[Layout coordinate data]

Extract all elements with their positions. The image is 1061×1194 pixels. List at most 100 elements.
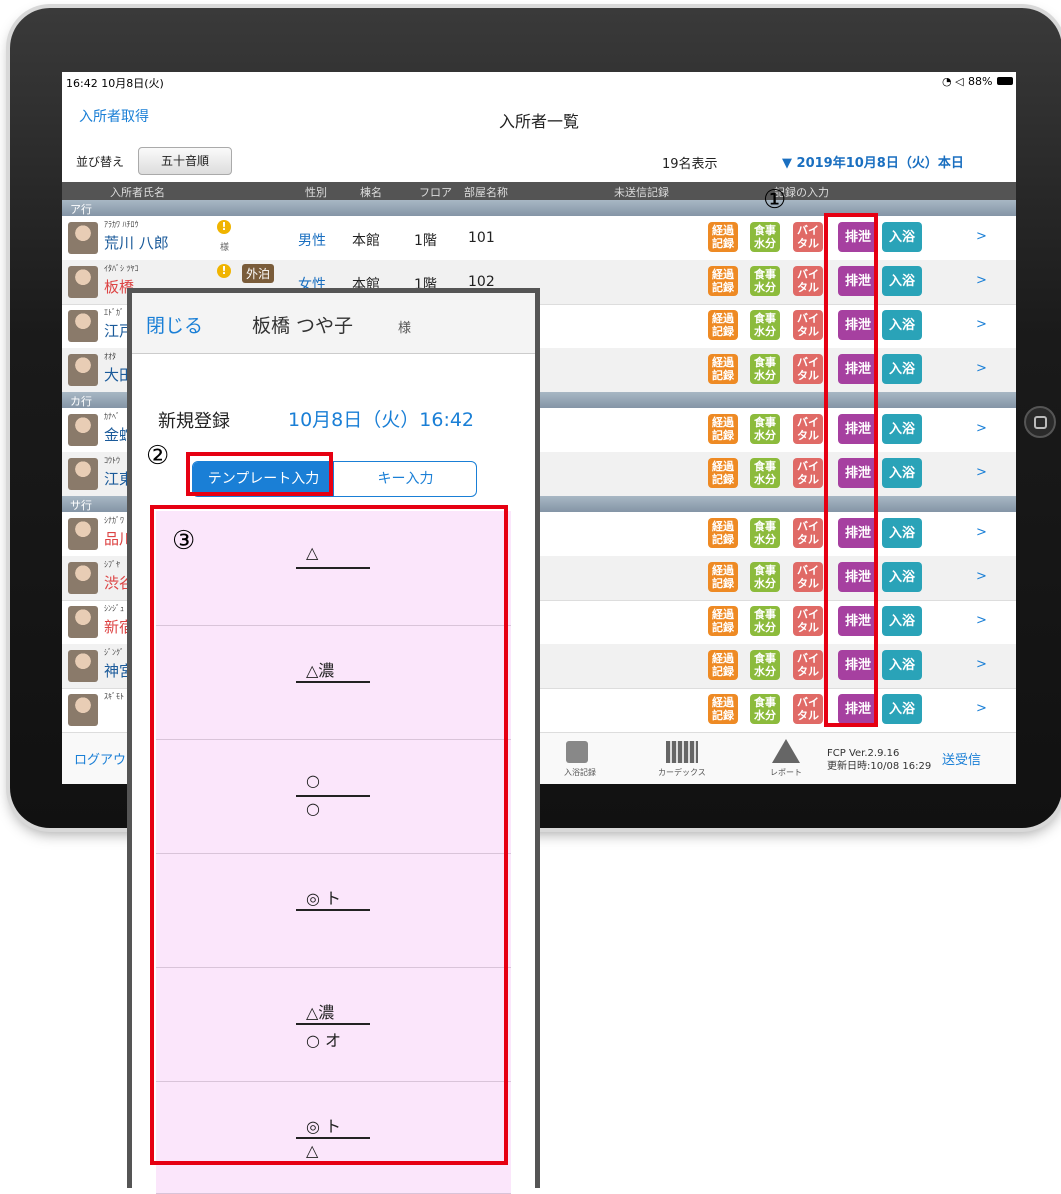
bath-button[interactable]: 入浴: [882, 354, 922, 384]
vital-button[interactable]: バイ タル: [793, 650, 823, 680]
badge-label: 入浴: [888, 569, 915, 585]
chevron-right-icon[interactable]: >: [976, 229, 987, 244]
building-cell: 本館: [352, 233, 380, 249]
progress-record-button[interactable]: 経過 記録: [708, 222, 738, 252]
floor-cell: 1階: [414, 233, 437, 249]
avatar: [68, 266, 98, 298]
kardex-icon[interactable]: [666, 741, 698, 763]
chevron-right-icon[interactable]: >: [976, 657, 987, 672]
col-floor: フロア: [419, 186, 452, 199]
meal-water-button[interactable]: 食事 水分: [750, 650, 780, 680]
chevron-right-icon[interactable]: >: [976, 701, 987, 716]
chevron-right-icon[interactable]: >: [976, 613, 987, 628]
bath-button[interactable]: 入浴: [882, 694, 922, 724]
progress-record-button[interactable]: 経過 記録: [708, 414, 738, 444]
section-label: サ行: [70, 499, 92, 512]
chevron-right-icon[interactable]: >: [976, 361, 987, 376]
badge-label: バイ タル: [797, 608, 819, 634]
resident-kana: ｲﾀﾊﾞｼ ﾂﾔｺ: [104, 264, 139, 273]
col-gender: 性別: [305, 186, 327, 199]
sort-button[interactable]: 五十音順: [138, 147, 232, 175]
vital-button[interactable]: バイ タル: [793, 518, 823, 548]
progress-record-button[interactable]: 経過 記録: [708, 354, 738, 384]
bath-button[interactable]: 入浴: [882, 266, 922, 296]
resident-name[interactable]: 荒川 八郎: [104, 232, 169, 253]
progress-record-button[interactable]: 経過 記録: [708, 650, 738, 680]
chevron-right-icon[interactable]: >: [976, 525, 987, 540]
meal-water-button[interactable]: 食事 水分: [750, 606, 780, 636]
tab-report[interactable]: レポート: [770, 767, 802, 778]
register-date[interactable]: 10月8日（火）16:42: [288, 405, 474, 432]
progress-record-button[interactable]: 経過 記録: [708, 518, 738, 548]
report-icon[interactable]: [772, 739, 800, 763]
tab-kardex[interactable]: カーデックス: [658, 767, 706, 778]
badge-label: 入浴: [888, 421, 915, 437]
status-time: 16:42 10月8日(火): [66, 77, 164, 90]
vital-button[interactable]: バイ タル: [793, 414, 823, 444]
meal-water-button[interactable]: 食事 水分: [750, 266, 780, 296]
badge-label: 食事 水分: [754, 312, 776, 338]
bath-button[interactable]: 入浴: [882, 518, 922, 548]
bath-button[interactable]: 入浴: [882, 650, 922, 680]
bath-button[interactable]: 入浴: [882, 414, 922, 444]
meal-water-button[interactable]: 食事 水分: [750, 354, 780, 384]
bath-button[interactable]: 入浴: [882, 310, 922, 340]
modal-resident-name: 板橋 つや子: [252, 315, 354, 337]
vital-button[interactable]: バイ タル: [793, 606, 823, 636]
progress-record-button[interactable]: 経過 記録: [708, 694, 738, 724]
chevron-right-icon[interactable]: >: [976, 421, 987, 436]
progress-record-button[interactable]: 経過 記録: [708, 266, 738, 296]
meal-water-button[interactable]: 食事 水分: [750, 414, 780, 444]
sync-button[interactable]: 送受信: [942, 749, 981, 768]
chevron-right-icon[interactable]: >: [976, 317, 987, 332]
highlight-box-3: [150, 505, 508, 1165]
vital-button[interactable]: バイ タル: [793, 694, 823, 724]
badge-label: 食事 水分: [754, 416, 776, 442]
badge-label: 食事 水分: [754, 268, 776, 294]
badge-label: 経過 記録: [712, 520, 734, 546]
highlight-box-2: [186, 452, 333, 496]
meal-water-button[interactable]: 食事 水分: [750, 518, 780, 548]
bath-record-icon[interactable]: [566, 741, 588, 763]
badge-label: 経過 記録: [712, 460, 734, 486]
resident-kana: ｴﾄﾞｶﾞ: [104, 308, 124, 317]
meal-water-button[interactable]: 食事 水分: [750, 562, 780, 592]
version-info: FCP Ver.2.9.16 更新日時:10/08 16:29: [827, 747, 931, 773]
progress-record-button[interactable]: 経過 記録: [708, 310, 738, 340]
chevron-right-icon[interactable]: >: [976, 569, 987, 584]
badge-label: 食事 水分: [754, 520, 776, 546]
avatar: [68, 458, 98, 490]
meal-water-button[interactable]: 食事 水分: [750, 310, 780, 340]
home-button[interactable]: [1024, 406, 1056, 438]
bath-button[interactable]: 入浴: [882, 562, 922, 592]
vital-button[interactable]: バイ タル: [793, 562, 823, 592]
meal-water-button[interactable]: 食事 水分: [750, 458, 780, 488]
vital-button[interactable]: バイ タル: [793, 222, 823, 252]
tab-bath-record[interactable]: 入浴記録: [564, 767, 596, 778]
meal-water-button[interactable]: 食事 水分: [750, 222, 780, 252]
resident-kana: ｺｳﾄｳ: [104, 456, 120, 465]
chevron-right-icon[interactable]: >: [976, 465, 987, 480]
date-selector[interactable]: ▼ 2019年10月8日（火）本日: [782, 152, 964, 171]
progress-record-button[interactable]: 経過 記録: [708, 606, 738, 636]
badge-label: バイ タル: [797, 416, 819, 442]
chevron-right-icon[interactable]: >: [976, 273, 987, 288]
progress-record-button[interactable]: 経過 記録: [708, 458, 738, 488]
bath-button[interactable]: 入浴: [882, 458, 922, 488]
updated-text: 更新日時:10/08 16:29: [827, 761, 932, 772]
key-input-tab[interactable]: キー入力: [335, 462, 476, 496]
page-title: 入所者一覧: [498, 112, 579, 131]
vital-button[interactable]: バイ タル: [793, 266, 823, 296]
meal-water-button[interactable]: 食事 水分: [750, 694, 780, 724]
vital-button[interactable]: バイ タル: [793, 354, 823, 384]
wifi-icon: ◔ ◁: [942, 75, 964, 88]
bath-button[interactable]: 入浴: [882, 222, 922, 252]
vital-button[interactable]: バイ タル: [793, 310, 823, 340]
vital-button[interactable]: バイ タル: [793, 458, 823, 488]
bath-button[interactable]: 入浴: [882, 606, 922, 636]
badge-label: 入浴: [888, 613, 915, 629]
badge-label: 経過 記録: [712, 564, 734, 590]
progress-record-button[interactable]: 経過 記録: [708, 562, 738, 592]
avatar: [68, 222, 98, 254]
close-button[interactable]: 閉じる: [146, 311, 203, 338]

§ Stated goal: Reproduce the data above, substituting "arrow-right-icon" for every "chevron-right-icon" and changing nothing else. Omit the pictures.

§ Exercise answer:
Extract all elements with their positions. The image is 1061×1194 pixels. List at most 100 elements.
bath-button[interactable]: 入浴: [882, 354, 922, 384]
vital-button[interactable]: バイ タル: [793, 650, 823, 680]
badge-label: 入浴: [888, 569, 915, 585]
arrow-right-icon[interactable]: >: [976, 229, 987, 244]
building-cell: 本館: [352, 233, 380, 249]
progress-record-button[interactable]: 経過 記録: [708, 222, 738, 252]
floor-cell: 1階: [414, 233, 437, 249]
avatar: [68, 266, 98, 298]
kardex-icon[interactable]: [666, 741, 698, 763]
arrow-right-icon[interactable]: >: [976, 657, 987, 672]
col-floor: フロア: [419, 186, 452, 199]
meal-water-button[interactable]: 食事 水分: [750, 650, 780, 680]
arrow-right-icon[interactable]: >: [976, 701, 987, 716]
arrow-right-icon[interactable]: >: [976, 613, 987, 628]
bath-button[interactable]: 入浴: [882, 694, 922, 724]
progress-record-button[interactable]: 経過 記録: [708, 414, 738, 444]
section-label: サ行: [70, 499, 92, 512]
arrow-right-icon[interactable]: >: [976, 361, 987, 376]
badge-label: バイ タル: [797, 608, 819, 634]
resident-kana: ｲﾀﾊﾞｼ ﾂﾔｺ: [104, 264, 139, 273]
col-gender: 性別: [305, 186, 327, 199]
sort-button[interactable]: 五十音順: [138, 147, 232, 175]
vital-button[interactable]: バイ タル: [793, 518, 823, 548]
progress-record-button[interactable]: 経過 記録: [708, 354, 738, 384]
bath-button[interactable]: 入浴: [882, 266, 922, 296]
resident-name[interactable]: 荒川 八郎: [104, 232, 169, 253]
progress-record-button[interactable]: 経過 記録: [708, 650, 738, 680]
arrow-right-icon[interactable]: >: [976, 525, 987, 540]
meal-water-button[interactable]: 食事 水分: [750, 606, 780, 636]
tab-report[interactable]: レポート: [770, 767, 802, 778]
register-date[interactable]: 10月8日（火）16:42: [288, 405, 474, 432]
progress-record-button[interactable]: 経過 記録: [708, 518, 738, 548]
report-icon[interactable]: [772, 739, 800, 763]
tab-kardex[interactable]: カーデックス: [658, 767, 706, 778]
badge-label: 入浴: [888, 421, 915, 437]
status-time: 16:42 10月8日(火): [66, 77, 164, 90]
vital-button[interactable]: バイ タル: [793, 414, 823, 444]
meal-water-button[interactable]: 食事 水分: [750, 266, 780, 296]
badge-label: 食事 水分: [754, 312, 776, 338]
bath-button[interactable]: 入浴: [882, 518, 922, 548]
bath-button[interactable]: 入浴: [882, 650, 922, 680]
bath-button[interactable]: 入浴: [882, 414, 922, 444]
meal-water-button[interactable]: 食事 水分: [750, 354, 780, 384]
bath-button[interactable]: 入浴: [882, 310, 922, 340]
modal-resident-name: 板橋 つや子: [252, 315, 354, 337]
vital-button[interactable]: バイ タル: [793, 606, 823, 636]
progress-record-button[interactable]: 経過 記録: [708, 694, 738, 724]
arrow-right-icon[interactable]: >: [976, 421, 987, 436]
progress-record-button[interactable]: 経過 記録: [708, 266, 738, 296]
meal-water-button[interactable]: 食事 水分: [750, 414, 780, 444]
sync-button[interactable]: 送受信: [942, 749, 981, 768]
arrow-right-icon[interactable]: >: [976, 317, 987, 332]
highlight-box-3: [150, 505, 508, 1165]
vital-button[interactable]: バイ タル: [793, 694, 823, 724]
badge-label: 食事 水分: [754, 416, 776, 442]
badge-label: 食事 水分: [754, 268, 776, 294]
badge-label: 経過 記録: [712, 520, 734, 546]
highlight-box-2: [186, 452, 333, 496]
meal-water-button[interactable]: 食事 水分: [750, 518, 780, 548]
bath-record-icon[interactable]: [566, 741, 588, 763]
badge-label: 経過 記録: [712, 460, 734, 486]
resident-kana: ｴﾄﾞｶﾞ: [104, 308, 124, 317]
meal-water-button[interactable]: 食事 水分: [750, 562, 780, 592]
version-info: FCP Ver.2.9.16 更新日時:10/08 16:29: [827, 747, 931, 773]
progress-record-button[interactable]: 経過 記録: [708, 310, 738, 340]
arrow-right-icon[interactable]: >: [976, 569, 987, 584]
badge-label: 食事 水分: [754, 520, 776, 546]
avatar: [68, 458, 98, 490]
meal-water-button[interactable]: 食事 水分: [750, 310, 780, 340]
home-button[interactable]: [1024, 406, 1056, 438]
bath-button[interactable]: 入浴: [882, 562, 922, 592]
vital-button[interactable]: バイ タル: [793, 562, 823, 592]
meal-water-button[interactable]: 食事 水分: [750, 458, 780, 488]
vital-button[interactable]: バイ タル: [793, 222, 823, 252]
tab-bath-record[interactable]: 入浴記録: [564, 767, 596, 778]
meal-water-button[interactable]: 食事 水分: [750, 222, 780, 252]
resident-kana: ｺｳﾄｳ: [104, 456, 120, 465]
arrow-right-icon[interactable]: >: [976, 465, 987, 480]
date-selector[interactable]: ▼ 2019年10月8日（火）本日: [782, 152, 964, 171]
progress-record-button[interactable]: 経過 記録: [708, 606, 738, 636]
badge-label: バイ タル: [797, 416, 819, 442]
arrow-right-icon[interactable]: >: [976, 273, 987, 288]
progress-record-button[interactable]: 経過 記録: [708, 458, 738, 488]
bath-button[interactable]: 入浴: [882, 458, 922, 488]
updated-text: 更新日時:10/08 16:29: [827, 761, 932, 772]
key-input-tab[interactable]: キー入力: [335, 462, 476, 496]
page-title: 入所者一覧: [498, 112, 579, 131]
vital-button[interactable]: バイ タル: [793, 266, 823, 296]
meal-water-button[interactable]: 食事 水分: [750, 694, 780, 724]
vital-button[interactable]: バイ タル: [793, 354, 823, 384]
wifi-icon: ◔ ◁: [942, 75, 964, 88]
bath-button[interactable]: 入浴: [882, 222, 922, 252]
vital-button[interactable]: バイ タル: [793, 310, 823, 340]
vital-button[interactable]: バイ タル: [793, 458, 823, 488]
bath-button[interactable]: 入浴: [882, 606, 922, 636]
badge-label: 入浴: [888, 613, 915, 629]
badge-label: 経過 記録: [712, 564, 734, 590]
progress-record-button[interactable]: 経過 記録: [708, 562, 738, 592]
avatar: [68, 222, 98, 254]
close-button[interactable]: 閉じる: [146, 311, 203, 338]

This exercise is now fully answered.